TO BE DONE: Keep only the lines where "Warna" appears.

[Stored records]
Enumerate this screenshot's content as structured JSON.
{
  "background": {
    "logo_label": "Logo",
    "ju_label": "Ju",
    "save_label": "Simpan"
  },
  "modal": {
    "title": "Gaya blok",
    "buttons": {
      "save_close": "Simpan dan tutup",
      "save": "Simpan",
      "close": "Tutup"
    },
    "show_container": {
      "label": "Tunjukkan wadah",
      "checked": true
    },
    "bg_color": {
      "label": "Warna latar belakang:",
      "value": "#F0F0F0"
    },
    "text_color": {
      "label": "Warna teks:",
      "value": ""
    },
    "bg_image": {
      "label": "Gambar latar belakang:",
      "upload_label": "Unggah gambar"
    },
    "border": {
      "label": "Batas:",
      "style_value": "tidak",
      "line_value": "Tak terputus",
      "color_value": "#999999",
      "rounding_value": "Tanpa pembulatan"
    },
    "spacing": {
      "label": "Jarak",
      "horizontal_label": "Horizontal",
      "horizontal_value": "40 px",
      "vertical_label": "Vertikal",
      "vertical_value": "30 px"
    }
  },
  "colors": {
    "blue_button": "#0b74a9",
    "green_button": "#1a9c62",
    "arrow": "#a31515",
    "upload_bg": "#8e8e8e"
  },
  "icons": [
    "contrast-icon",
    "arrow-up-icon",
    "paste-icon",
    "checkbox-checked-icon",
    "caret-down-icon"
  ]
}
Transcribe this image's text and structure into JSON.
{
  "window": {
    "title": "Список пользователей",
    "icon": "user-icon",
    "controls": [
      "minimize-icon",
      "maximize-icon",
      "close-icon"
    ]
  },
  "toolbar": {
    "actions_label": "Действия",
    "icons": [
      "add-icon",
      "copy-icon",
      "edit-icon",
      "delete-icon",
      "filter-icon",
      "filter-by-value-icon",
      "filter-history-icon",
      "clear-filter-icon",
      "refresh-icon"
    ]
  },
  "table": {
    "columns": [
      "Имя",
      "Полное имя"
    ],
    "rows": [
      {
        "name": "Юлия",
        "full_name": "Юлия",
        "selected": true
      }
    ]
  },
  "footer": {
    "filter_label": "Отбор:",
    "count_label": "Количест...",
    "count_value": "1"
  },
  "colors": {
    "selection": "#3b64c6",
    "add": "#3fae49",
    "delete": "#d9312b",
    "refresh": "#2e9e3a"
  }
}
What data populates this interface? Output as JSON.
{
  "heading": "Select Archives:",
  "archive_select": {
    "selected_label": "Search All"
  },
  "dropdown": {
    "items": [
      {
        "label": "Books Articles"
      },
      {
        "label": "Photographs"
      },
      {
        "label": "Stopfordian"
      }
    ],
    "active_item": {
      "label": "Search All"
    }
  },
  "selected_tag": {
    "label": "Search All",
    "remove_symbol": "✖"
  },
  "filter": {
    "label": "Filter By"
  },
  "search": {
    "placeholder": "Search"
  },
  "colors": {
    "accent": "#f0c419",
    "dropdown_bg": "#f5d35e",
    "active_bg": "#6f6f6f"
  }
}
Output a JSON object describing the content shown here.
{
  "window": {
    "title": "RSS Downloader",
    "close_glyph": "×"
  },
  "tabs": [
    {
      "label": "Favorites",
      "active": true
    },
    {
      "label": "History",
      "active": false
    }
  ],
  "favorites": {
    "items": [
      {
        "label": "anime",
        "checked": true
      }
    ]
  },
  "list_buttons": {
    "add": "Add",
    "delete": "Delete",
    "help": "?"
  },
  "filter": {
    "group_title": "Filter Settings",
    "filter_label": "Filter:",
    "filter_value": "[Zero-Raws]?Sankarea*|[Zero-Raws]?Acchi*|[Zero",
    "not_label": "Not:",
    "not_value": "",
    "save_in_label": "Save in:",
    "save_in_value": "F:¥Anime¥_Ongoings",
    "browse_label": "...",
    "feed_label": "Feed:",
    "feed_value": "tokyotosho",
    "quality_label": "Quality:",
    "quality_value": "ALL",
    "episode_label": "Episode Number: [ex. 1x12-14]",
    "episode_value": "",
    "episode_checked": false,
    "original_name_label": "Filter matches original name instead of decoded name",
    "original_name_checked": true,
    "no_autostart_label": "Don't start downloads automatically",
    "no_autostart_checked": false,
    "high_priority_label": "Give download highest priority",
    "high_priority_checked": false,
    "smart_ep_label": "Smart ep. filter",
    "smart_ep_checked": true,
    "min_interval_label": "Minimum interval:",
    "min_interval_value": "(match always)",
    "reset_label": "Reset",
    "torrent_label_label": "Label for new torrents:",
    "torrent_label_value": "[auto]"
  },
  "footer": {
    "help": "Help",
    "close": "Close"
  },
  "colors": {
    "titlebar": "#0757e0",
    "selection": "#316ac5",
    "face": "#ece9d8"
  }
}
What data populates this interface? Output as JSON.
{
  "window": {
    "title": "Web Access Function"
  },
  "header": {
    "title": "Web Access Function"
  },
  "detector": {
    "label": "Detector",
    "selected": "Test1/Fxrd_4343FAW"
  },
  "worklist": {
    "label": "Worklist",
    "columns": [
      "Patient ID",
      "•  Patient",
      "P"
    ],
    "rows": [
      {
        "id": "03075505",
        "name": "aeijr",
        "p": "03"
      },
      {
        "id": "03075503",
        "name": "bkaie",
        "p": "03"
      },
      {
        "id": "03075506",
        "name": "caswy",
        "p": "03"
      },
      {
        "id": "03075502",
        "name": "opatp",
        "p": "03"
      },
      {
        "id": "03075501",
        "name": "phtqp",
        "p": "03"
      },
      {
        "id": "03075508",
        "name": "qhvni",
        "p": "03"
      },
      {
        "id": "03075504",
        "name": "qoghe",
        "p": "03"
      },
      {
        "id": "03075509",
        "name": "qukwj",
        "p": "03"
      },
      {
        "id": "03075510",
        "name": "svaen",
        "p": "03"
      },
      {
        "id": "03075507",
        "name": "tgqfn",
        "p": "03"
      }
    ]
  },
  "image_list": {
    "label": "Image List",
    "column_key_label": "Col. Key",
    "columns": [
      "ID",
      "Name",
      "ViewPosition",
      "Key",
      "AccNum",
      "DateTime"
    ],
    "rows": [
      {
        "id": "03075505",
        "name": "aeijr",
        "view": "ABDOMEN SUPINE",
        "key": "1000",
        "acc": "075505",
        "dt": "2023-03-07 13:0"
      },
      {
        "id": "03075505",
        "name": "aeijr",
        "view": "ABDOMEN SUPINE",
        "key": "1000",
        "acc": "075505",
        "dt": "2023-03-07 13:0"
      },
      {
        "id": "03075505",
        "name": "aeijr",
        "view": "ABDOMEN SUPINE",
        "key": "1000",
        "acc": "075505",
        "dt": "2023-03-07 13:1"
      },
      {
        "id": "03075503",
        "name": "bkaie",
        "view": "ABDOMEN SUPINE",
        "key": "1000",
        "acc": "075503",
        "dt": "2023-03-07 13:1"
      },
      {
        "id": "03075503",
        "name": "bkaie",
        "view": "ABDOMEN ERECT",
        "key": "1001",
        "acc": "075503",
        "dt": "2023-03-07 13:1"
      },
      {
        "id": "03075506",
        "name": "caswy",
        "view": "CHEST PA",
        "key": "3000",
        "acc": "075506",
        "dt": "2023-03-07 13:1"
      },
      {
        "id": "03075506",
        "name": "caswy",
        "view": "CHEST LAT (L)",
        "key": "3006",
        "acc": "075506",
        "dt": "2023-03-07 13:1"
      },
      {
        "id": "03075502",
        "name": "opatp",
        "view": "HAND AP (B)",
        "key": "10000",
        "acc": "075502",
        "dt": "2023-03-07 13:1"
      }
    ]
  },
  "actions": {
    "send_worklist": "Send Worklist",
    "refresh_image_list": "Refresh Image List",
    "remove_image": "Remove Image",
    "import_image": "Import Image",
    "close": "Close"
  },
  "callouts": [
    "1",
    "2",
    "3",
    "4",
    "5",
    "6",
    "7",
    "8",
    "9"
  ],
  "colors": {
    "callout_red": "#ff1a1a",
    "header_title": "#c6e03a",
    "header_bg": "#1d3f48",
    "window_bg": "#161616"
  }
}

ANSWER TO THE TASK:
      "label": "Warna latar belakang:",
      "label": "Warna teks:",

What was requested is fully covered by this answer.